[Work to be completed] Take the records below and extract, word for word, the lines from the one containing "Decode this image" through the final line, inclusive. Omit pictures.

[Records]

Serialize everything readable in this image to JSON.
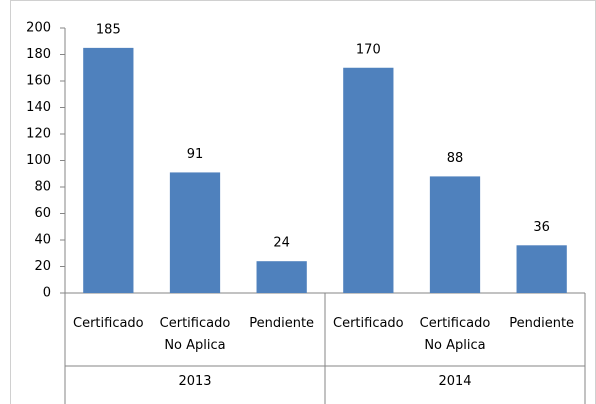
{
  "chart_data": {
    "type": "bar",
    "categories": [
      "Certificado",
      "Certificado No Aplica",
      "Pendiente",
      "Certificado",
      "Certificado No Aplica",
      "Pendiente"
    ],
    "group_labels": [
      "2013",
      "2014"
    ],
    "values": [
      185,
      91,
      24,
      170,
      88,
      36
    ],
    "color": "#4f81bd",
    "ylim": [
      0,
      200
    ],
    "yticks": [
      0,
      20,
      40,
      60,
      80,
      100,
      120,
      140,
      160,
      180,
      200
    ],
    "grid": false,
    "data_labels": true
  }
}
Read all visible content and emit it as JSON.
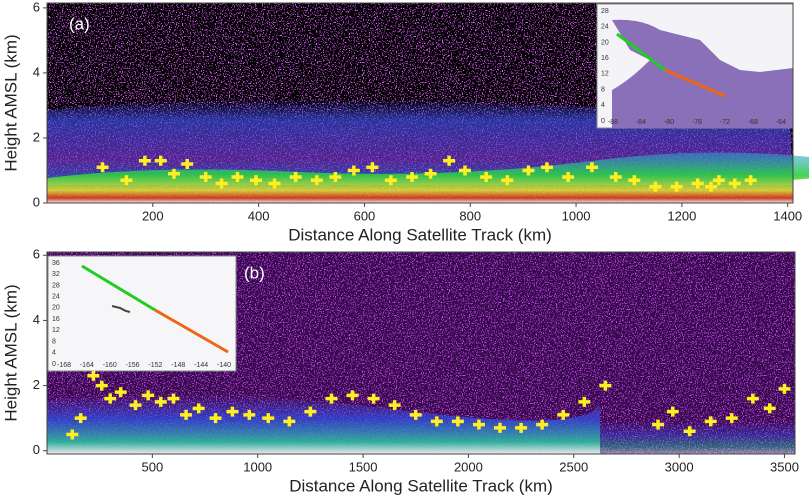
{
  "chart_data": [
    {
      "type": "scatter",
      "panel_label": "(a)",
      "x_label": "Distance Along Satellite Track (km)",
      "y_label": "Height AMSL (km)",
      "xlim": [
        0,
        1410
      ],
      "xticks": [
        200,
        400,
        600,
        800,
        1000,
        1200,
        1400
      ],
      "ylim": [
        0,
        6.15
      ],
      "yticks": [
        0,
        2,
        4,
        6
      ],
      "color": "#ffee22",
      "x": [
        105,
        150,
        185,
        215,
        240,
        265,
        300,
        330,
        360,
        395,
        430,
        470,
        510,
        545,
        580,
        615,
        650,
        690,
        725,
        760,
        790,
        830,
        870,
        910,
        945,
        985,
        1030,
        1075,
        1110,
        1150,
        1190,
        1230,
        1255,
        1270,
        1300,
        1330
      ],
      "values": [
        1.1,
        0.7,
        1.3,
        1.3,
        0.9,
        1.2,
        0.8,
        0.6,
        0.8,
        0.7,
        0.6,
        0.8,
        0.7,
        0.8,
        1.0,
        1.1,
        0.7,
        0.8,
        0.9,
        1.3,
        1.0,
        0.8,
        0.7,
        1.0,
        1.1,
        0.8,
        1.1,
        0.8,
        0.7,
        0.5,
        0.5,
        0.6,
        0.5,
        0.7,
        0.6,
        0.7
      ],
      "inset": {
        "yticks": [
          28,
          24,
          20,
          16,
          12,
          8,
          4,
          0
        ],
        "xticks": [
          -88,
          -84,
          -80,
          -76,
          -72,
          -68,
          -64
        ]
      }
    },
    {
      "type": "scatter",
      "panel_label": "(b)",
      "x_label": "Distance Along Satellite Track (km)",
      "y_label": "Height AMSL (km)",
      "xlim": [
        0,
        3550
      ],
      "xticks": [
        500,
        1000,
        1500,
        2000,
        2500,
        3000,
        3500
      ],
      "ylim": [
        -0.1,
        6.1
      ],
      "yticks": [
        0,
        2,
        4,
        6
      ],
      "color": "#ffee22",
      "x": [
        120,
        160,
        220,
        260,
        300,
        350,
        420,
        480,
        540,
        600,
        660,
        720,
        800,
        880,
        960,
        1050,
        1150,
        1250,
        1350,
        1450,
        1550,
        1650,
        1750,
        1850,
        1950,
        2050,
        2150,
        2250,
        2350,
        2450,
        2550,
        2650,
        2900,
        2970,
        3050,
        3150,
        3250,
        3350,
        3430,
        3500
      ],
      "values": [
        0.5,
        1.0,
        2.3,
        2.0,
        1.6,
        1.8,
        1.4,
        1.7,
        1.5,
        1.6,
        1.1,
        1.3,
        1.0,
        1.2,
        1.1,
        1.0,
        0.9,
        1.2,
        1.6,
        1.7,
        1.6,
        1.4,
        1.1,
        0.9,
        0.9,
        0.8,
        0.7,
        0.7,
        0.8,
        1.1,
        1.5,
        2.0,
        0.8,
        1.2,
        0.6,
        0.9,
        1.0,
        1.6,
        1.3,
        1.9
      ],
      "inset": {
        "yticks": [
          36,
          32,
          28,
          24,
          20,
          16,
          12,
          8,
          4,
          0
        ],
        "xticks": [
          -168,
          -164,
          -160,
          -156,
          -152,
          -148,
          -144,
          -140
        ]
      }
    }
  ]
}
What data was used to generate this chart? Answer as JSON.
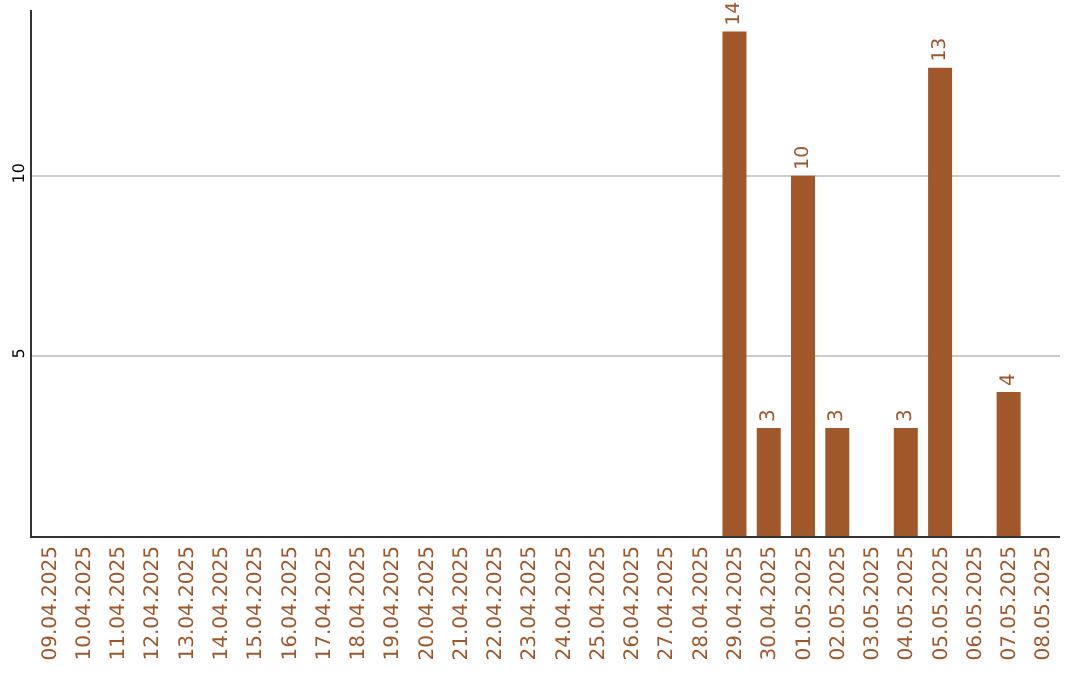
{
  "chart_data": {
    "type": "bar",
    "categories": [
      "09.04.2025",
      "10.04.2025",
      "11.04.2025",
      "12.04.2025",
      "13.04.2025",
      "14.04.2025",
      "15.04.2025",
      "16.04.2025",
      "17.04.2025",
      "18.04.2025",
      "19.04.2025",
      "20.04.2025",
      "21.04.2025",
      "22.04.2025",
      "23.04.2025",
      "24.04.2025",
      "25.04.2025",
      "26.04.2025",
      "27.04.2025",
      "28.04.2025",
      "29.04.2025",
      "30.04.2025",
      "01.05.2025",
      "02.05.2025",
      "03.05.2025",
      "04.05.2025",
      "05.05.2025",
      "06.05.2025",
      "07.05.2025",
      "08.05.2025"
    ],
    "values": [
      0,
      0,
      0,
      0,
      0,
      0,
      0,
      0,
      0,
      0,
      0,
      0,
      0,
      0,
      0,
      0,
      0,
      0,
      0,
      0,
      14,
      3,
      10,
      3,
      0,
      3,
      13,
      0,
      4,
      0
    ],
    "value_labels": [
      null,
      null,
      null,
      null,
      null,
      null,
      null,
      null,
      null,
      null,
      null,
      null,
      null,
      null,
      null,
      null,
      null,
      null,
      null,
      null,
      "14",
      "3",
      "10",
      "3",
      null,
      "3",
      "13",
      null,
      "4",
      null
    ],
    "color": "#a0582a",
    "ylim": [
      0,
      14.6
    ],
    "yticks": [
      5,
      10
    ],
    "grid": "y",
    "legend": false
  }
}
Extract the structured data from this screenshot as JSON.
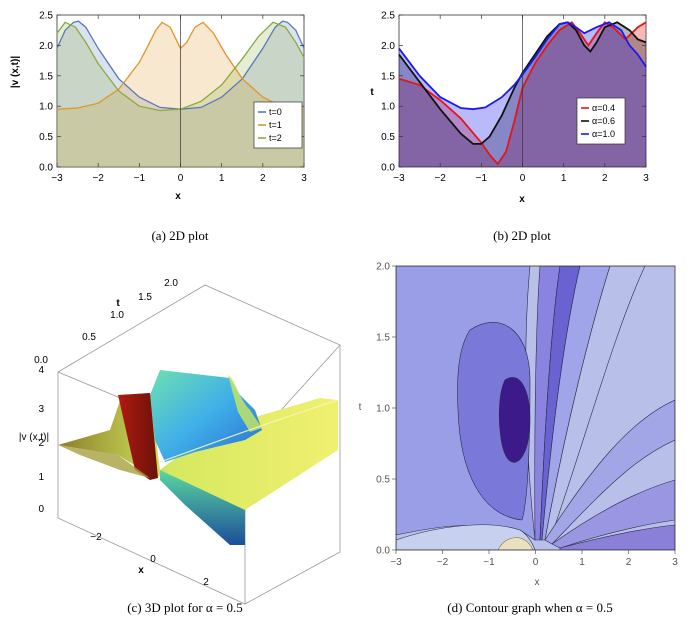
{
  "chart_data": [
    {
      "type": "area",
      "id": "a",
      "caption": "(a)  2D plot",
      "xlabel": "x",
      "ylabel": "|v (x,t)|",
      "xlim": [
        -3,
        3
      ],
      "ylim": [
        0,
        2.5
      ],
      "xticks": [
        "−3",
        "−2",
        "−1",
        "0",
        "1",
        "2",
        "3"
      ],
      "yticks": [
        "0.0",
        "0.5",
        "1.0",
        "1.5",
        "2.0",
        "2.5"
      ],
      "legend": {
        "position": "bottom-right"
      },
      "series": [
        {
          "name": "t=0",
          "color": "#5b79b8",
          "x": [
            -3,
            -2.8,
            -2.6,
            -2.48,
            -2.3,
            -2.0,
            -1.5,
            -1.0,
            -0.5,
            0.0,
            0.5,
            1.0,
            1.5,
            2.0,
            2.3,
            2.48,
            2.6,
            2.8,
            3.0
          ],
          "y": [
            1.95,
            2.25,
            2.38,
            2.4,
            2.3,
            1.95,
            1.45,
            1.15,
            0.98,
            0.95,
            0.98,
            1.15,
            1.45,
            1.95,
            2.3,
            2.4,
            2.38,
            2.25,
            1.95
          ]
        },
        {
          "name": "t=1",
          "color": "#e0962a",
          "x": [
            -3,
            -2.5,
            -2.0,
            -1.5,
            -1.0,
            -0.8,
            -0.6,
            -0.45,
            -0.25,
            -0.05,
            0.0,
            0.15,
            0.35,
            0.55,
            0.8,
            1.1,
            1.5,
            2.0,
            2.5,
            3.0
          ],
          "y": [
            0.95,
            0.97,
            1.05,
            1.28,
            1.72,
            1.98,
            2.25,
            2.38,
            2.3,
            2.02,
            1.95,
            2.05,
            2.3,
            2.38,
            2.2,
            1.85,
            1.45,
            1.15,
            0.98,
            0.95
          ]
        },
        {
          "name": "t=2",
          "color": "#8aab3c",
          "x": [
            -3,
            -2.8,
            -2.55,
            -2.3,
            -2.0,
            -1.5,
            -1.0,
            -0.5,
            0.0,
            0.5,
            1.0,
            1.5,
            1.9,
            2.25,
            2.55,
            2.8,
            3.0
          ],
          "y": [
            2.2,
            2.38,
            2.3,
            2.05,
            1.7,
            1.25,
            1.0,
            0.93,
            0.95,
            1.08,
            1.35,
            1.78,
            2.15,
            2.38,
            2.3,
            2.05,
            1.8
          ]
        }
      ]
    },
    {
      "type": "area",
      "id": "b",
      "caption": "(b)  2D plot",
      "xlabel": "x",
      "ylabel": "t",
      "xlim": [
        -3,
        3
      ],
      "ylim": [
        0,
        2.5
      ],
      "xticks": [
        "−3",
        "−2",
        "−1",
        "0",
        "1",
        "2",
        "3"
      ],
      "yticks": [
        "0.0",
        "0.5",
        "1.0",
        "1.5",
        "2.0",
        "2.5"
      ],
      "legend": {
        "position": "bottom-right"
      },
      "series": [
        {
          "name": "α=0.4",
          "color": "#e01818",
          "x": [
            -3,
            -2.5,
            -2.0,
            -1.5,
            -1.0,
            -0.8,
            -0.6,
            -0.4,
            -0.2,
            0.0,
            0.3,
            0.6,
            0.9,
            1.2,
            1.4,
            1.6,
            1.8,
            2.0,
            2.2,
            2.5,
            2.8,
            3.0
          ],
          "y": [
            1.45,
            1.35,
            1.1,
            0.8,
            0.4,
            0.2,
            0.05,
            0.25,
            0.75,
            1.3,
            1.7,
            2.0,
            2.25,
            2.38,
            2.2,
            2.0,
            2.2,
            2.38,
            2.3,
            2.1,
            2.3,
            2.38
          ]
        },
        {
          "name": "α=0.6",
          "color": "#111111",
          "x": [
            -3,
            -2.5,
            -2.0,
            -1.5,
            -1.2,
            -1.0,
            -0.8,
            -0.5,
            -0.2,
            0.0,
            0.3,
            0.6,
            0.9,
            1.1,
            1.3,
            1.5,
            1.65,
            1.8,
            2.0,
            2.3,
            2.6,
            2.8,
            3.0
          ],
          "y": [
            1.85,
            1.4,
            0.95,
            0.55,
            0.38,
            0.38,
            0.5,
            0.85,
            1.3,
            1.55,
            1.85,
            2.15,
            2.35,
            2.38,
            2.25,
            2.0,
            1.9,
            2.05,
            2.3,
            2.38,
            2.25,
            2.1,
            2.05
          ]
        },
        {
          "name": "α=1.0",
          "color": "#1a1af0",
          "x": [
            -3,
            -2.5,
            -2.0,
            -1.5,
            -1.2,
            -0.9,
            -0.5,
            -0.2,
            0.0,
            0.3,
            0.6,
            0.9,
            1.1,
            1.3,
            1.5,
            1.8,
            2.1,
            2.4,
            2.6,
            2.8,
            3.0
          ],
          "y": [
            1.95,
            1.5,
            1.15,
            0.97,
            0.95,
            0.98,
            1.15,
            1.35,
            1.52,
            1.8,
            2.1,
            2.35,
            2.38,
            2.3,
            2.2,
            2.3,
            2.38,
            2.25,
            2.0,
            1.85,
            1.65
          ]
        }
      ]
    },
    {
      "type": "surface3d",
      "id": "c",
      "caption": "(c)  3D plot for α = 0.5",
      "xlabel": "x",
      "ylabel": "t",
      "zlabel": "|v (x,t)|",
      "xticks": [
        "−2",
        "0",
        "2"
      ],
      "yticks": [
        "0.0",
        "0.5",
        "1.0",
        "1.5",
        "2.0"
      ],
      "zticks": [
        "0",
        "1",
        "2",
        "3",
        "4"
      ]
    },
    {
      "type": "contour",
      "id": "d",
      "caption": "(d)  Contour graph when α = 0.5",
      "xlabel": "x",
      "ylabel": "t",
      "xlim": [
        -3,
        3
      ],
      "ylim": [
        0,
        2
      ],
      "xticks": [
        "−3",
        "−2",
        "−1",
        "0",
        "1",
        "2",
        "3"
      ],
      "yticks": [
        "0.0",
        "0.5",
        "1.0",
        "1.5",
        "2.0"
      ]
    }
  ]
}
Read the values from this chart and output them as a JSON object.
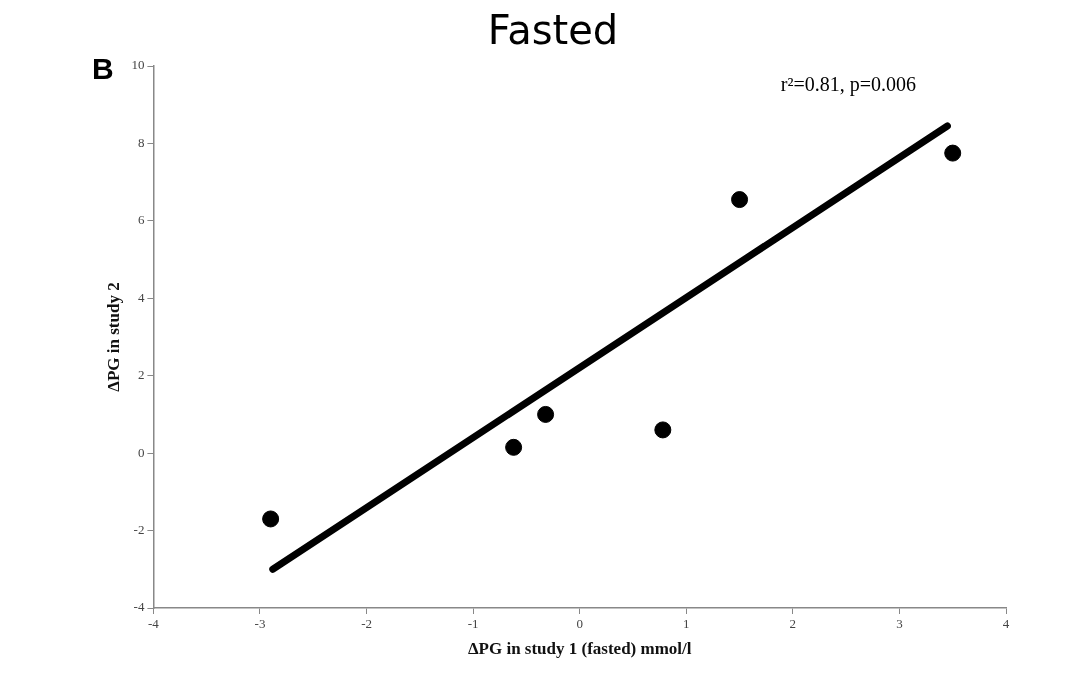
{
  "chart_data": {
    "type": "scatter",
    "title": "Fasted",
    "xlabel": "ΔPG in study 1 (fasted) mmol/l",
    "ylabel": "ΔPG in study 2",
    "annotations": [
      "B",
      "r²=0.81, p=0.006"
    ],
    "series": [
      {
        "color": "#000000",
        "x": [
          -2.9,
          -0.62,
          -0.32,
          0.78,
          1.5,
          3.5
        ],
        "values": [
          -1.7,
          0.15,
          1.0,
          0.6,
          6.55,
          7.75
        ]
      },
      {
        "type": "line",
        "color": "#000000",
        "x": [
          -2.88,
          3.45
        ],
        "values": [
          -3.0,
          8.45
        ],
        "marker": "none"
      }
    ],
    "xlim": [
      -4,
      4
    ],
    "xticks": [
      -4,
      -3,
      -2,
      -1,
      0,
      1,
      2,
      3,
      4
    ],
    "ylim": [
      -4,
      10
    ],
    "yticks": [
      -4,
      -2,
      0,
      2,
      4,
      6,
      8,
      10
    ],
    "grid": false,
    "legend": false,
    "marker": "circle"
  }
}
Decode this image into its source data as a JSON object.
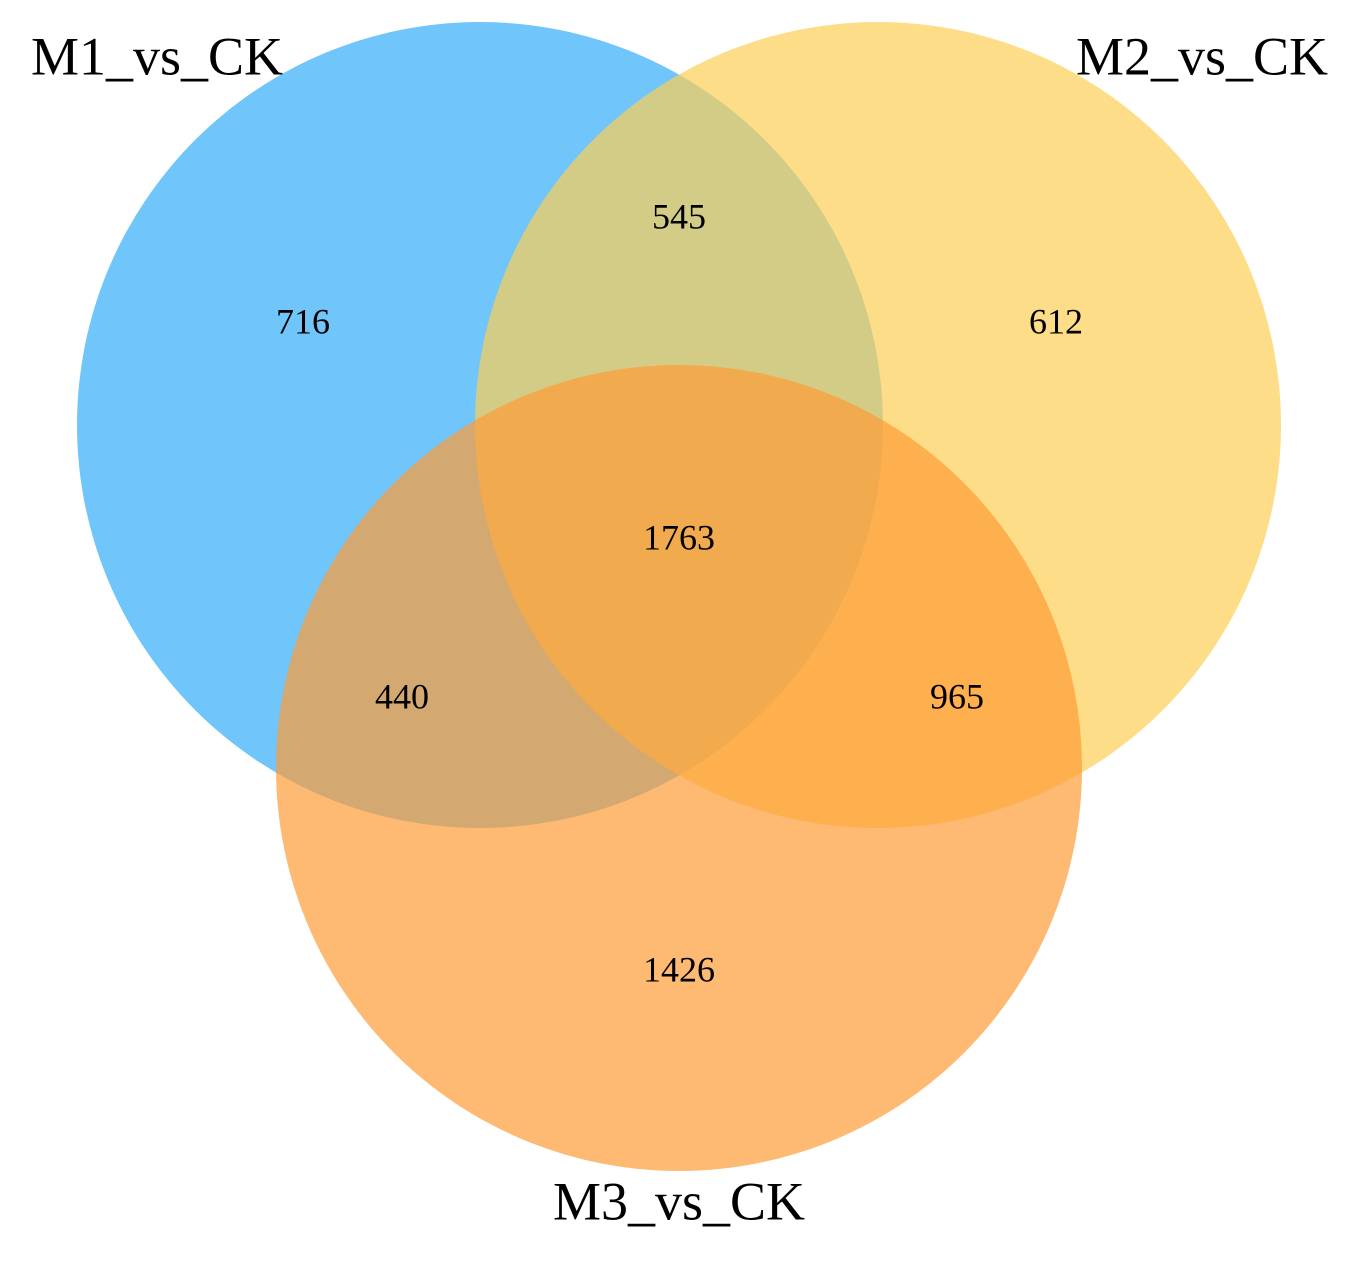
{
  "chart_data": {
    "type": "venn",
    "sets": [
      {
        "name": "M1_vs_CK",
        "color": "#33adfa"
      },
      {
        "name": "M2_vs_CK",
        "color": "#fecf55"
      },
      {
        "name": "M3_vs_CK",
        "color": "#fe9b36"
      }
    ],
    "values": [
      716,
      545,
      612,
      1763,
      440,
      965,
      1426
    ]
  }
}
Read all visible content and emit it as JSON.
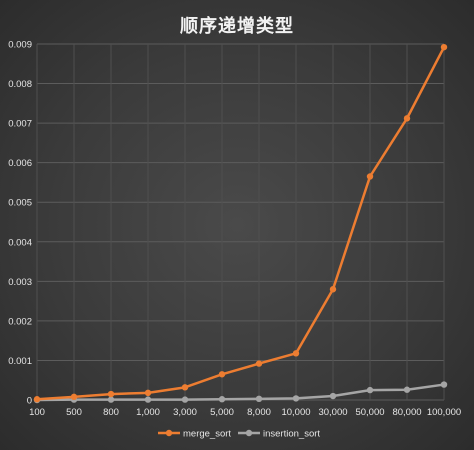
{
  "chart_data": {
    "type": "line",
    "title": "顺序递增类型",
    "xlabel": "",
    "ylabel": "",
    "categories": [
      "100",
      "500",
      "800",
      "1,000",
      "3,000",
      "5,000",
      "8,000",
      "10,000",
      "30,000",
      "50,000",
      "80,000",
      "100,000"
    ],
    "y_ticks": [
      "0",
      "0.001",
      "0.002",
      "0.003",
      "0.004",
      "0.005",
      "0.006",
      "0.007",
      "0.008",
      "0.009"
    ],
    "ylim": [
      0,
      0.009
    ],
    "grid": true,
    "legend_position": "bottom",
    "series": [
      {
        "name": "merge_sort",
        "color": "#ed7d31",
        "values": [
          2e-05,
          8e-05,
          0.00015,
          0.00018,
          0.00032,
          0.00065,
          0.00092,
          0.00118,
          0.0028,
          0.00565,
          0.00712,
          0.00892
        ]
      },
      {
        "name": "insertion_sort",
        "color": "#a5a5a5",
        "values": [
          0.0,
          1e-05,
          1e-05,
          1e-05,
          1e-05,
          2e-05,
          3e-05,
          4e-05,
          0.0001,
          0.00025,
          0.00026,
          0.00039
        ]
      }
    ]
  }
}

[Solution to the exercise]
Decode this image into its source data as a JSON object.
{
  "chart_data": {
    "type": "venn",
    "sets": [
      {
        "name": "M1_vs_CK",
        "color": "#33adfa"
      },
      {
        "name": "M2_vs_CK",
        "color": "#fecf55"
      },
      {
        "name": "M3_vs_CK",
        "color": "#fe9b36"
      }
    ],
    "values": [
      716,
      545,
      612,
      1763,
      440,
      965,
      1426
    ]
  }
}
Read all visible content and emit it as JSON.
{
  "chart_data": {
    "type": "line",
    "title": "顺序递增类型",
    "xlabel": "",
    "ylabel": "",
    "categories": [
      "100",
      "500",
      "800",
      "1,000",
      "3,000",
      "5,000",
      "8,000",
      "10,000",
      "30,000",
      "50,000",
      "80,000",
      "100,000"
    ],
    "y_ticks": [
      "0",
      "0.001",
      "0.002",
      "0.003",
      "0.004",
      "0.005",
      "0.006",
      "0.007",
      "0.008",
      "0.009"
    ],
    "ylim": [
      0,
      0.009
    ],
    "grid": true,
    "legend_position": "bottom",
    "series": [
      {
        "name": "merge_sort",
        "color": "#ed7d31",
        "values": [
          2e-05,
          8e-05,
          0.00015,
          0.00018,
          0.00032,
          0.00065,
          0.00092,
          0.00118,
          0.0028,
          0.00565,
          0.00712,
          0.00892
        ]
      },
      {
        "name": "insertion_sort",
        "color": "#a5a5a5",
        "values": [
          0.0,
          1e-05,
          1e-05,
          1e-05,
          1e-05,
          2e-05,
          3e-05,
          4e-05,
          0.0001,
          0.00025,
          0.00026,
          0.00039
        ]
      }
    ]
  }
}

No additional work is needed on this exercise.